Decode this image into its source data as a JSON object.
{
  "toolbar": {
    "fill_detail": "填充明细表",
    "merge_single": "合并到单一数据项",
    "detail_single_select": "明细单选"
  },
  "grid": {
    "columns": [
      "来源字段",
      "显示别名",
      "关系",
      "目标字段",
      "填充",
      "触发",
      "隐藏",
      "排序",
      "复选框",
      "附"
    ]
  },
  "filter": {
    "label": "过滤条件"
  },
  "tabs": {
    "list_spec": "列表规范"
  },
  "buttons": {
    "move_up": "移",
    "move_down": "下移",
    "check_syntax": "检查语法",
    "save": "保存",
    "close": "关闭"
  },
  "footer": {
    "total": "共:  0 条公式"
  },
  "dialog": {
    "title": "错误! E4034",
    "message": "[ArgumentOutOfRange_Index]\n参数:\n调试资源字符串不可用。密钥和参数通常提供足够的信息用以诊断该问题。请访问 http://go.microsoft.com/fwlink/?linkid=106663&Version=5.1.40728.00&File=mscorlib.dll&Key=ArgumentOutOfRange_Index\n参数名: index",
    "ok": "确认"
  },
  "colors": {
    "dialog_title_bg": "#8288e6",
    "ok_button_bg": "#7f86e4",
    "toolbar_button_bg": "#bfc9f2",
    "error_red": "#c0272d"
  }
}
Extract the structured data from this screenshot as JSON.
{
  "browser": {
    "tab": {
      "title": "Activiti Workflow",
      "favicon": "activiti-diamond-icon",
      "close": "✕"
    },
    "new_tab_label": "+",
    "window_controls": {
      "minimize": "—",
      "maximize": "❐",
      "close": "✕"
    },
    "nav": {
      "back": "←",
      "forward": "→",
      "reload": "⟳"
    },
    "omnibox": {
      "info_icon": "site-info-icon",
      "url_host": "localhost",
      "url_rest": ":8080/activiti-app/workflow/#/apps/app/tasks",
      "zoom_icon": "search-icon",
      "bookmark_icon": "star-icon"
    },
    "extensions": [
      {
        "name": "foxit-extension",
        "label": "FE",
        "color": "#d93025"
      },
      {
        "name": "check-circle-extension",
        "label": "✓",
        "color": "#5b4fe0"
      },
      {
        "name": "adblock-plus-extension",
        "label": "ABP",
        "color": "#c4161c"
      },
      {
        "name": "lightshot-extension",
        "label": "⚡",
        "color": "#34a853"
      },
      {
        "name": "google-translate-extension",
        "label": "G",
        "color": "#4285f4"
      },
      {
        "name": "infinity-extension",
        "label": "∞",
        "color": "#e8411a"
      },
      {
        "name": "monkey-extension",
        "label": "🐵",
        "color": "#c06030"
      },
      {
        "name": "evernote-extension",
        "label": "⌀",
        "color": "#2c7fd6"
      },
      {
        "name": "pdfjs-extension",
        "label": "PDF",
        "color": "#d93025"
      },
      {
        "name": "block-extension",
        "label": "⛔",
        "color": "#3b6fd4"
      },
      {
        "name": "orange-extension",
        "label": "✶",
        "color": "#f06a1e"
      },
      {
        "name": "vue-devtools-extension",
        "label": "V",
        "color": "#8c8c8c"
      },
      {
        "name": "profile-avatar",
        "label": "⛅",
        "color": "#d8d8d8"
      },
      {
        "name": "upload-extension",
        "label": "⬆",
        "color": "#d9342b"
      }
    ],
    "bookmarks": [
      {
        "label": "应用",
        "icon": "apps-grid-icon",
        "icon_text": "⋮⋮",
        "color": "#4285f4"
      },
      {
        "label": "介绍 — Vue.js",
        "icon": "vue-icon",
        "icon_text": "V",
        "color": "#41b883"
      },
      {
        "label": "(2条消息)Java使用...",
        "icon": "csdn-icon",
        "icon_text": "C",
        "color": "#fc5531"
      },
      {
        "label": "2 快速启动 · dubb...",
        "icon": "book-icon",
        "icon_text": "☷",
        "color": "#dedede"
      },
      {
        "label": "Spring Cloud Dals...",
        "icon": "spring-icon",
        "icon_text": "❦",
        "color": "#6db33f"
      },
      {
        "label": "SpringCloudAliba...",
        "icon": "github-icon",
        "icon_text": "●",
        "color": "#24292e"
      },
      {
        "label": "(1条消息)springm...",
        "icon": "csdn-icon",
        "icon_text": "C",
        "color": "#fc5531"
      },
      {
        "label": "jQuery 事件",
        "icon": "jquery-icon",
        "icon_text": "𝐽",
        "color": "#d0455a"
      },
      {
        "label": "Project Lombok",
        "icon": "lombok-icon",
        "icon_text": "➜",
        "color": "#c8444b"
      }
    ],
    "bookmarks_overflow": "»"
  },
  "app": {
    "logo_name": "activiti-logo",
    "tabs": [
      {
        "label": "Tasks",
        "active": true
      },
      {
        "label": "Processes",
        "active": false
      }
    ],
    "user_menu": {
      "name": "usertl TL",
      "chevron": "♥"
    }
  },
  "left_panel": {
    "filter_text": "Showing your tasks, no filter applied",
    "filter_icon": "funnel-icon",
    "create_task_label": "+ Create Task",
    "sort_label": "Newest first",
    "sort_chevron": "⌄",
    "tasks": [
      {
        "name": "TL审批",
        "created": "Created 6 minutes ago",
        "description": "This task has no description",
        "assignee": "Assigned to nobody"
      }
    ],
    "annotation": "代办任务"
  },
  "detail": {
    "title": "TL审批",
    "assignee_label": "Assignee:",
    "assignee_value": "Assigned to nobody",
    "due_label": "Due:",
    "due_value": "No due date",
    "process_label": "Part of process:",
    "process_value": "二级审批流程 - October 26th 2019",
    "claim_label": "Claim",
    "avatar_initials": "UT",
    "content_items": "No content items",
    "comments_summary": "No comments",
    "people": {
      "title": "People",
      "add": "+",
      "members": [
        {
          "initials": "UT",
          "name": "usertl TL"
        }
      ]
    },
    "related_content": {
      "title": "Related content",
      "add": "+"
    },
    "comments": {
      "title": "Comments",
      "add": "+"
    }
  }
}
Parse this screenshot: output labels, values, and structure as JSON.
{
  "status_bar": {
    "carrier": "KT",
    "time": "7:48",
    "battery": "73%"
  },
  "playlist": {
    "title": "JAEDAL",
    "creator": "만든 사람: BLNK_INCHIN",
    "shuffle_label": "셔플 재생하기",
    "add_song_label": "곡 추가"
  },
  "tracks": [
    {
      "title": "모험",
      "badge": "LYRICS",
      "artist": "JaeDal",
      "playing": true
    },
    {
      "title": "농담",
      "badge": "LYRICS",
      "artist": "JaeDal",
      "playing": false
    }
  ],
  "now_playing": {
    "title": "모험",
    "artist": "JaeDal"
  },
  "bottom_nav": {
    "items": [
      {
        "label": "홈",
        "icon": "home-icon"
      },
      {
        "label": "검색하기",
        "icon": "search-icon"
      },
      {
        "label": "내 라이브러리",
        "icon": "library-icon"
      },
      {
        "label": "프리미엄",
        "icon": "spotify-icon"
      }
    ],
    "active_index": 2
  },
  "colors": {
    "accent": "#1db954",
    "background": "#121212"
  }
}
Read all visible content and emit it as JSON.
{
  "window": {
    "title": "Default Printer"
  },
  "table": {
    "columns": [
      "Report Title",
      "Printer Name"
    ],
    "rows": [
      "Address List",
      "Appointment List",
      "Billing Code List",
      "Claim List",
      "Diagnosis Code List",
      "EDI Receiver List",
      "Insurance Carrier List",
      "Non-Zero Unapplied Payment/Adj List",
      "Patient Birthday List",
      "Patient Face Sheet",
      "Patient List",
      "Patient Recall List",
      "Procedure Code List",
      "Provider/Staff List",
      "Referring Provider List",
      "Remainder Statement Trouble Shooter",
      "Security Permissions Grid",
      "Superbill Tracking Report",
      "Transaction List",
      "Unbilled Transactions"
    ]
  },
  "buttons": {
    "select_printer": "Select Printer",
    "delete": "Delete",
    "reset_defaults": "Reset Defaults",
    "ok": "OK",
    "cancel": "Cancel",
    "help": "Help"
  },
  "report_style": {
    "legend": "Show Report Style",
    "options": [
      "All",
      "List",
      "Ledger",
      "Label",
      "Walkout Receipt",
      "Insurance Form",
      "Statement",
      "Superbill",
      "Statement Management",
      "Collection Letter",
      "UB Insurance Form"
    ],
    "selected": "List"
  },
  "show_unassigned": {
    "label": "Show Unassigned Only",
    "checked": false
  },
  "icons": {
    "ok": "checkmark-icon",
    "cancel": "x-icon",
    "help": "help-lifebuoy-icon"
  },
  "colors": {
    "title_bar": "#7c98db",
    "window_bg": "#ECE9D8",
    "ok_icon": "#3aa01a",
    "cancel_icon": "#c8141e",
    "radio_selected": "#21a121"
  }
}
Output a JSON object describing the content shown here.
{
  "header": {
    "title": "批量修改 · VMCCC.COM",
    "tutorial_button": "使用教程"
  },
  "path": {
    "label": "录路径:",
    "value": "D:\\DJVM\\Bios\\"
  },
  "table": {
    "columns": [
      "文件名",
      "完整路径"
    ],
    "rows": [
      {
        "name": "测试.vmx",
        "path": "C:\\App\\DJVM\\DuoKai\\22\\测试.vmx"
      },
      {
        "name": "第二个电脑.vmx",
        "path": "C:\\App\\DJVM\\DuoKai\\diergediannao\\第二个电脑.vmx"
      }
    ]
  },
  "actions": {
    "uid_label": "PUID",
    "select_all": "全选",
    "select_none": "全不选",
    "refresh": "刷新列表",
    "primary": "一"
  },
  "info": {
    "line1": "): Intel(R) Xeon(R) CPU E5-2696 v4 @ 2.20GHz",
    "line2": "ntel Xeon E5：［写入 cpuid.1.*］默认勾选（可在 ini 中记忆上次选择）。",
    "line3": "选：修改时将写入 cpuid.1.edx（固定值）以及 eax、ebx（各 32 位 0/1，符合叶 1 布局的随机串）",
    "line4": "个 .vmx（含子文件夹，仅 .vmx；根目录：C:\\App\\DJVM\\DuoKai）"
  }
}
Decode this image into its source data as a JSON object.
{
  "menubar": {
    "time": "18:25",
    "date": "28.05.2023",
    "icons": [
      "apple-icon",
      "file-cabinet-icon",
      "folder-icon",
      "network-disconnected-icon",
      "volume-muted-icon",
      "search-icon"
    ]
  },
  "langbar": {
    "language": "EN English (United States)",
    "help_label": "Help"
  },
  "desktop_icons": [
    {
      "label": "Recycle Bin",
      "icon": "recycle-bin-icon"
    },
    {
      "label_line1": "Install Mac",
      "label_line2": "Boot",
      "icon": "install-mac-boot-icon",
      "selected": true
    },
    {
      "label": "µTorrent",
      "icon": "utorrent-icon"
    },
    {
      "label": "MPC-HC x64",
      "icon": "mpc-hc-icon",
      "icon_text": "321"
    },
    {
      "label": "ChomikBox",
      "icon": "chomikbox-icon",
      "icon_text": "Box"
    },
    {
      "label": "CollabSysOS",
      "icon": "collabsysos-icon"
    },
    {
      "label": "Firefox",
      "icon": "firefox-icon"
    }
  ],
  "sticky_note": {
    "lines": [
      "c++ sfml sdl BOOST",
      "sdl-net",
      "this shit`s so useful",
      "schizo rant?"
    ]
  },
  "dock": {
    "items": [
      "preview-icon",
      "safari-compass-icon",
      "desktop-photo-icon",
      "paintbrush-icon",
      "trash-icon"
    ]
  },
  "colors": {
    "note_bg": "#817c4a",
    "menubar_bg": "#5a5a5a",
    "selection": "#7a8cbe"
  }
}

════

_EXERCISE AIM:_ Pick out each line above that includes "screenshot" and show it.

_ANSWER TO THIS TASK:_
Extract the structured data from this screenshot as JSON.
Parse this screenshot: output labels, values, and structure as JSON.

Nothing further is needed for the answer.